Every record that follows must be duplicated exactly, with images left out.

----- Information shown -----

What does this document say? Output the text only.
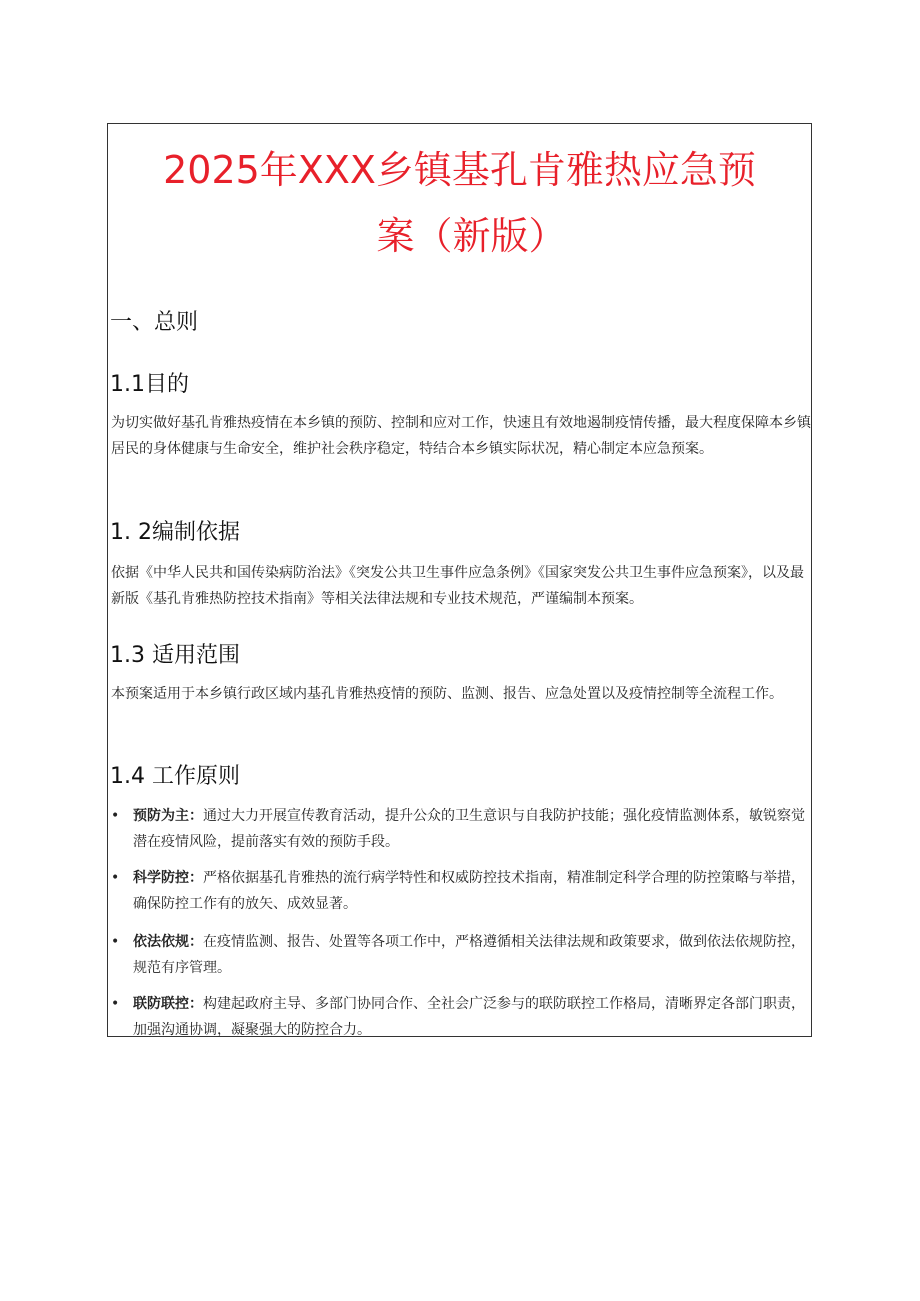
2025年XXX乡镇基孔肯雅热应急预
案（新版）
一、总则
1.1目的

为切实做好基孔肯雅热疫情在本乡镇的预防、控制和应对工作，快速且有效地遏制疫情传播，最大程度保障本乡镇居民的身体健康与生命安全，维护社会秩序稳定，特结合本乡镇实际状况，精心制定本应急预案。

1. 2编制依据

依据《中华人民共和国传染病防治法》《突发公共卫生事件应急条例》《国家突发公共卫生事件应急预案》，以及最新版《基孔肯雅热防控技术指南》等相关法律法规和专业技术规范，严谨编制本预案。

1.3 适用范围

本预案适用于本乡镇行政区域内基孔肯雅热疫情的预防、监测、报告、应急处置以及疫情控制等全流程工作。

1.4 工作原则
• 预防为主：通过大力开展宣传教育活动，提升公众的卫生意识与自我防护技能；强化疫情监测体系，敏锐察觉潜在疫情风险，提前落实有效的预防手段。
• 科学防控：严格依据基孔肯雅热的流行病学特性和权威防控技术指南，精准制定科学合理的防控策略与举措，确保防控工作有的放矢、成效显著。
• 依法依规：在疫情监测、报告、处置等各项工作中，严格遵循相关法律法规和政策要求，做到依法依规防控，规范有序管理。
• 联防联控：构建起政府主导、多部门协同合作、全社会广泛参与的联防联控工作格局，清晰界定各部门职责，加强沟通协调，凝聚强大的防控合力。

-----

◆ **Full answer**:
What does this document say? Output the text only.
2025年XXX乡镇基孔肯雅热应急预
案（新版）
一、总则
1.1目的

为切实做好基孔肯雅热疫情在本乡镇的预防、控制和应对工作，快速且有效地遏制疫情传播，最大程度保障本乡镇居民的身体健康与生命安全，维护社会秩序稳定，特结合本乡镇实际状况，精心制定本应急预案。

1. 2编制依据

依据《中华人民共和国传染病防治法》《突发公共卫生事件应急条例》《国家突发公共卫生事件应急预案》，以及最新版《基孔肯雅热防控技术指南》等相关法律法规和专业技术规范，严谨编制本预案。

1.3 适用范围

本预案适用于本乡镇行政区域内基孔肯雅热疫情的预防、监测、报告、应急处置以及疫情控制等全流程工作。

1.4 工作原则
• 预防为主：通过大力开展宣传教育活动，提升公众的卫生意识与自我防护技能；强化疫情监测体系，敏锐察觉潜在疫情风险，提前落实有效的预防手段。
• 科学防控：严格依据基孔肯雅热的流行病学特性和权威防控技术指南，精准制定科学合理的防控策略与举措，确保防控工作有的放矢、成效显著。
• 依法依规：在疫情监测、报告、处置等各项工作中，严格遵循相关法律法规和政策要求，做到依法依规防控，规范有序管理。
• 联防联控：构建起政府主导、多部门协同合作、全社会广泛参与的联防联控工作格局，清晰界定各部门职责，加强沟通协调，凝聚强大的防控合力。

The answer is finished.